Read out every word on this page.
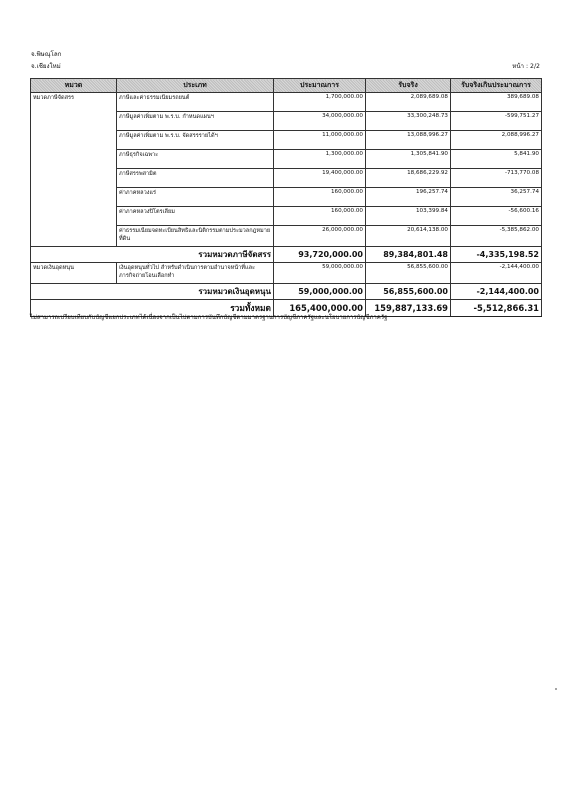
จ.พิษณุโลก
จ.เชียงใหม่	หน้า : 2/2
หมวด	ประเภท	ประมาณการ	รับจริง	รับจริงเกินประมาณการ
หมวดภาษีจัดสรร	ภาษีและค่าธรรมเนียมรถยนต์	1,700,000.00	2,089,689.08	389,689.08
	ภาษีมูลค่าเพิ่มตาม พ.ร.บ. กำหนดแผนฯ	34,000,000.00	33,300,248.73	-599,751.27
	ภาษีมูลค่าเพิ่มตาม พ.ร.บ. จัดสรรรายได้ฯ	11,000,000.00	13,088,996.27	2,088,996.27
	ภาษีธุรกิจเฉพาะ	1,300,000.00	1,305,841.90	5,841.90
	ภาษีสรรพสามิต	19,400,000.00	18,686,229.92	-713,770.08
	ค่าภาคหลวงแร่	160,000.00	196,257.74	36,257.74
	ค่าภาคหลวงปิโตรเลียม	160,000.00	103,399.84	-56,600.16
	ค่าธรรมเนียมจดทะเบียนสิทธิและนิติกรรมตามประมวลกฎหมายที่ดิน	26,000,000.00	20,614,138.00	-5,385,862.00
	รวมหมวดภาษีจัดสรร	93,720,000.00	89,384,801.48	-4,335,198.52
หมวดเงินอุดหนุน	เงินอุดหนุนทั่วไป สำหรับดำเนินการตามอำนาจหน้าที่และภารกิจถ่ายโอนเลือกทำ	59,000,000.00	56,855,600.00	-2,144,400.00
	รวมหมวดเงินอุดหนุน	59,000,000.00	56,855,600.00	-2,144,400.00
	รวมทั้งหมด	165,400,000.00	159,887,133.69	-5,512,866.31
ไม่สามารถเปรียบเทียบกับบัญชีแยกประเภทได้เนื่องจากเป็นไปตามการบันทึกบัญชีตามมาตรฐานการบัญชีภาครัฐและนโยบายการบัญชีภาครัฐ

************

• **Problem description**: Return each line of the data that contains the string "าธรรมเน".

• **Answer**:
หมวดภาษีจัดสรร	ภาษีและค่าธรรมเนียมรถยนต์	1,700,000.00	2,089,689.08	389,689.08
	ค่าธรรมเนียมจดทะเบียนสิทธิและนิติกรรมตามประมวลกฎหมายที่ดิน	26,000,000.00	20,614,138.00	-5,385,862.00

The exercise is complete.